◆ EXERCISE DIRECTIONS: Type the records out again in full, exactly.

◆ INFORMATION GIVEN:
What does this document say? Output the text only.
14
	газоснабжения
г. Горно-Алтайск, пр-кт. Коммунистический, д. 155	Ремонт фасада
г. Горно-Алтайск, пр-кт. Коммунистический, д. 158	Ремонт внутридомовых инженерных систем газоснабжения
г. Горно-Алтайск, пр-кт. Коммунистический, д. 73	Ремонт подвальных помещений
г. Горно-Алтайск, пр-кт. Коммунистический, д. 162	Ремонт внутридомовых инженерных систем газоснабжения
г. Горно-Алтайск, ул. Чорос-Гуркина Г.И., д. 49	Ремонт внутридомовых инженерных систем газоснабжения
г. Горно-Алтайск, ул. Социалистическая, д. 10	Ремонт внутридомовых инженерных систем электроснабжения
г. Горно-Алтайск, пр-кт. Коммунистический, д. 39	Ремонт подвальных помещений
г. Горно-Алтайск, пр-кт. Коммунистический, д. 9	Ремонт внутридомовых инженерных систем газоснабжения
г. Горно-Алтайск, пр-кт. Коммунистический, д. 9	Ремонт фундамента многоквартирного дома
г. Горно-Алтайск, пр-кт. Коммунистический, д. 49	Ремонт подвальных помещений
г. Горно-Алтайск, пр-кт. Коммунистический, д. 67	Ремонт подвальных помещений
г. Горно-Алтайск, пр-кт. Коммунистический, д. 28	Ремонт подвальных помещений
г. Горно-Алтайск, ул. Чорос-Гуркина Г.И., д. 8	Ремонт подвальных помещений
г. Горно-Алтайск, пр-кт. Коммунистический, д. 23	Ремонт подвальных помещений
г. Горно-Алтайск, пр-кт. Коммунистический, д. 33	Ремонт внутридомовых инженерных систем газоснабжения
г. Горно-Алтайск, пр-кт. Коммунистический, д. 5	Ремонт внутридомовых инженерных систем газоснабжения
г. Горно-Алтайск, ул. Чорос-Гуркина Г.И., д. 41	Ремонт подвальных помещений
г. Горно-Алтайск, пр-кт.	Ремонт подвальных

◆ ANSWER TO THIS TASK:
What does this document say? Output the text only.
14
	газоснабжения
г. Горно-Алтайск, пр-кт. Коммунистический, д. 155	Ремонт фасада
г. Горно-Алтайск, пр-кт. Коммунистический, д. 158	Ремонт внутридомовых инженерных систем газоснабжения
г. Горно-Алтайск, пр-кт. Коммунистический, д. 73	Ремонт подвальных помещений
г. Горно-Алтайск, пр-кт. Коммунистический, д. 162	Ремонт внутридомовых инженерных систем газоснабжения
г. Горно-Алтайск, ул. Чорос-Гуркина Г.И., д. 49	Ремонт внутридомовых инженерных систем газоснабжения
г. Горно-Алтайск, ул. Социалистическая, д. 10	Ремонт внутридомовых инженерных систем электроснабжения
г. Горно-Алтайск, пр-кт. Коммунистический, д. 39	Ремонт подвальных помещений
г. Горно-Алтайск, пр-кт. Коммунистический, д. 9	Ремонт внутридомовых инженерных систем газоснабжения
г. Горно-Алтайск, пр-кт. Коммунистический, д. 9	Ремонт фундамента многоквартирного дома
г. Горно-Алтайск, пр-кт. Коммунистический, д. 49	Ремонт подвальных помещений
г. Горно-Алтайск, пр-кт. Коммунистический, д. 67	Ремонт подвальных помещений
г. Горно-Алтайск, пр-кт. Коммунистический, д. 28	Ремонт подвальных помещений
г. Горно-Алтайск, ул. Чорос-Гуркина Г.И., д. 8	Ремонт подвальных помещений
г. Горно-Алтайск, пр-кт. Коммунистический, д. 23	Ремонт подвальных помещений
г. Горно-Алтайск, пр-кт. Коммунистический, д. 33	Ремонт внутридомовых инженерных систем газоснабжения
г. Горно-Алтайск, пр-кт. Коммунистический, д. 5	Ремонт внутридомовых инженерных систем газоснабжения
г. Горно-Алтайск, ул. Чорос-Гуркина Г.И., д. 41	Ремонт подвальных помещений
г. Горно-Алтайск, пр-кт.	Ремонт подвальных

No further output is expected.